(Required task) Reproduce all records exactly.

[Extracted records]
>> BEGIN
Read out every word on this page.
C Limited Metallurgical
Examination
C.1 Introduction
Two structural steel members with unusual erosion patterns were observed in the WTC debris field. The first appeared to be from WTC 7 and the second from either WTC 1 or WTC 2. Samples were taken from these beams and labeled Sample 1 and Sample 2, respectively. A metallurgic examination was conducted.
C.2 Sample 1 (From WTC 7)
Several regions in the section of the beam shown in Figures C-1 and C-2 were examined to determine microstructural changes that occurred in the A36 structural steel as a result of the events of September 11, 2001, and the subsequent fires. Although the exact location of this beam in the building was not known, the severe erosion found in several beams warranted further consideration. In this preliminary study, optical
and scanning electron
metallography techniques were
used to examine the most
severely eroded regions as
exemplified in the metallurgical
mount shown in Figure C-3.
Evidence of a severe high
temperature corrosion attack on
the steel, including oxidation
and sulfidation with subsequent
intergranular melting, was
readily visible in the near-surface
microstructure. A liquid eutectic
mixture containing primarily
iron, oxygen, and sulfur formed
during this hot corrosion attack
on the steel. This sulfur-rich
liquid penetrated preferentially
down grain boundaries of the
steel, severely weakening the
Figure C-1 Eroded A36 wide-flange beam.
>> END
(Answer)
Read out every word on this page.
C Limited Metallurgical
Examination
C.1 Introduction
Two structural steel members with unusual erosion patterns were observed in the WTC debris field. The first appeared to be from WTC 7 and the second from either WTC 1 or WTC 2. Samples were taken from these beams and labeled Sample 1 and Sample 2, respectively. A metallurgic examination was conducted.
C.2 Sample 1 (From WTC 7)
Several regions in the section of the beam shown in Figures C-1 and C-2 were examined to determine microstructural changes that occurred in the A36 structural steel as a result of the events of September 11, 2001, and the subsequent fires. Although the exact location of this beam in the building was not known, the severe erosion found in several beams warranted further consideration. In this preliminary study, optical
and scanning electron
metallography techniques were
used to examine the most
severely eroded regions as
exemplified in the metallurgical
mount shown in Figure C-3.
Evidence of a severe high
temperature corrosion attack on
the steel, including oxidation
and sulfidation with subsequent
intergranular melting, was
readily visible in the near-surface
microstructure. A liquid eutectic
mixture containing primarily
iron, oxygen, and sulfur formed
during this hot corrosion attack
on the steel. This sulfur-rich
liquid penetrated preferentially
down grain boundaries of the
steel, severely weakening the
Figure C-1 Eroded A36 wide-flange beam.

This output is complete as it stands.